# Material provided:
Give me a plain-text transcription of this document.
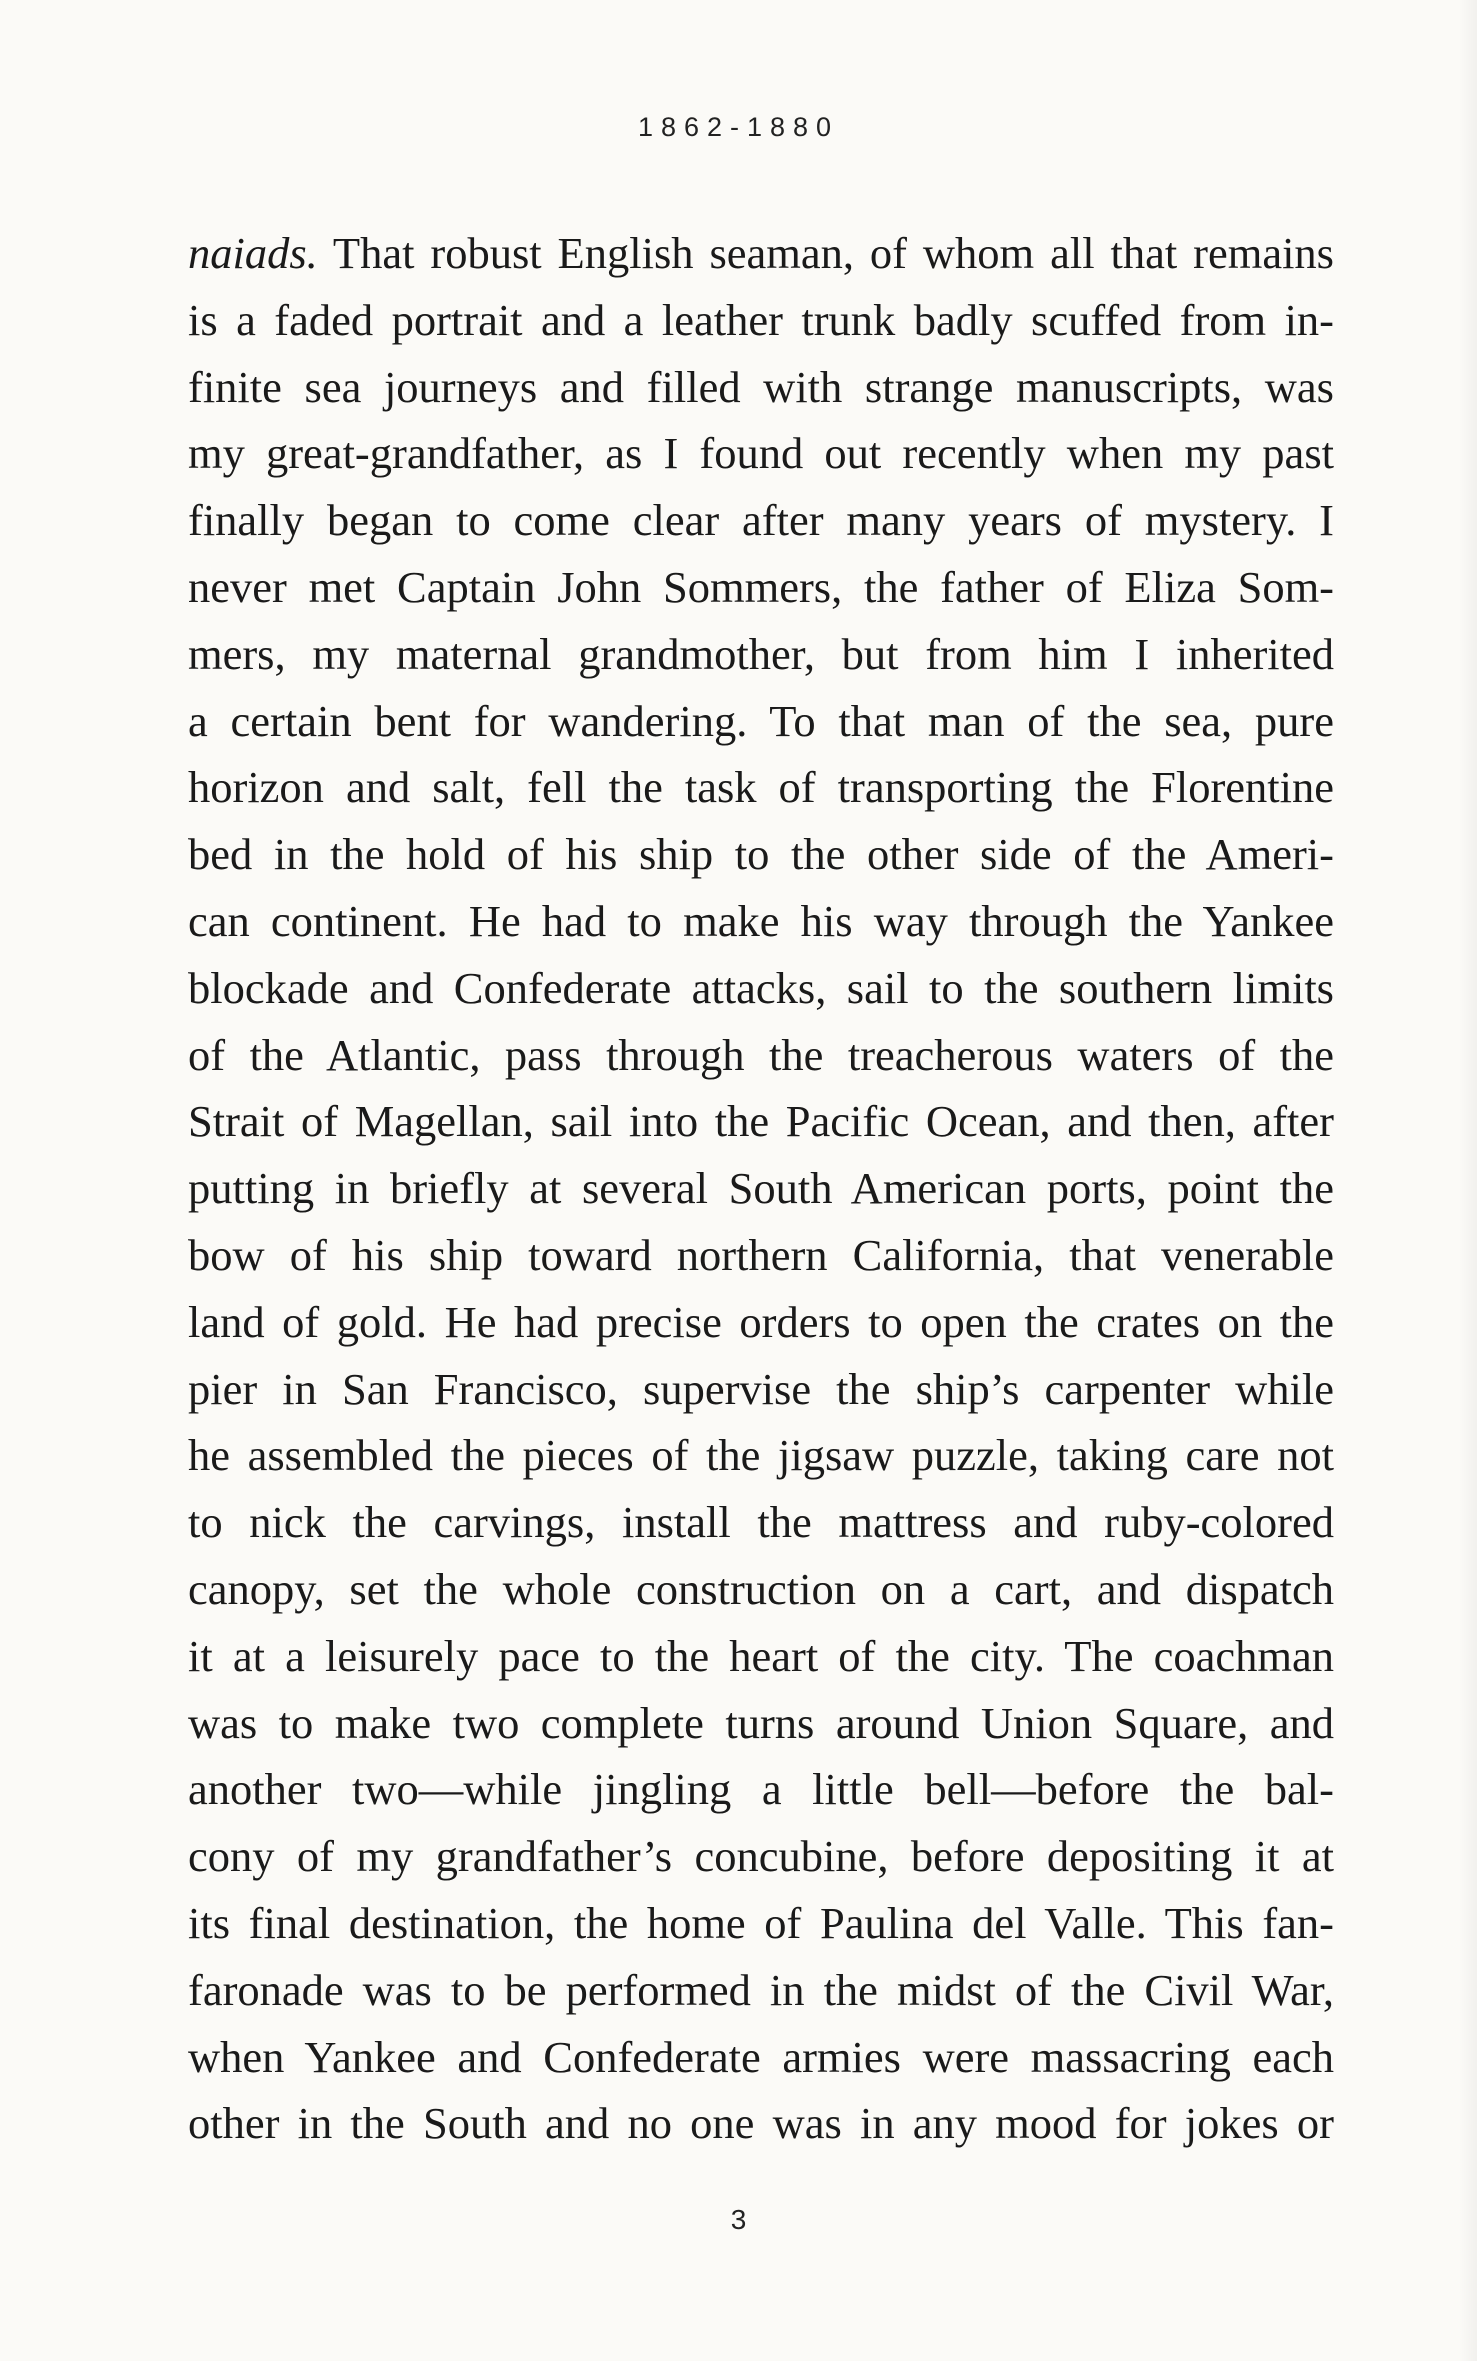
1862-1880
naiads. That robust English seaman, of whom all that remains
is a faded portrait and a leather trunk badly scuffed from in-
finite sea journeys and filled with strange manuscripts, was
my great-grandfather, as I found out recently when my past
finally began to come clear after many years of mystery. I
never met Captain John Sommers, the father of Eliza Som-
mers, my maternal grandmother, but from him I inherited
a certain bent for wandering. To that man of the sea, pure
horizon and salt, fell the task of transporting the Florentine
bed in the hold of his ship to the other side of the Ameri-
can continent. He had to make his way through the Yankee
blockade and Confederate attacks, sail to the southern limits
of the Atlantic, pass through the treacherous waters of the
Strait of Magellan, sail into the Pacific Ocean, and then, after
putting in briefly at several South American ports, point the
bow of his ship toward northern California, that venerable
land of gold. He had precise orders to open the crates on the
pier in San Francisco, supervise the ship’s carpenter while
he assembled the pieces of the jigsaw puzzle, taking care not
to nick the carvings, install the mattress and ruby-colored
canopy, set the whole construction on a cart, and dispatch
it at a leisurely pace to the heart of the city. The coachman
was to make two complete turns around Union Square, and
another two—while jingling a little bell—before the bal-
cony of my grandfather’s concubine, before depositing it at
its final destination, the home of Paulina del Valle. This fan-
faronade was to be performed in the midst of the Civil War,
when Yankee and Confederate armies were massacring each
other in the South and no one was in any mood for jokes or
3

# What is being asked:
State the count of lines that contain the string "when". Nothing else is needed.

# Expected answer:
2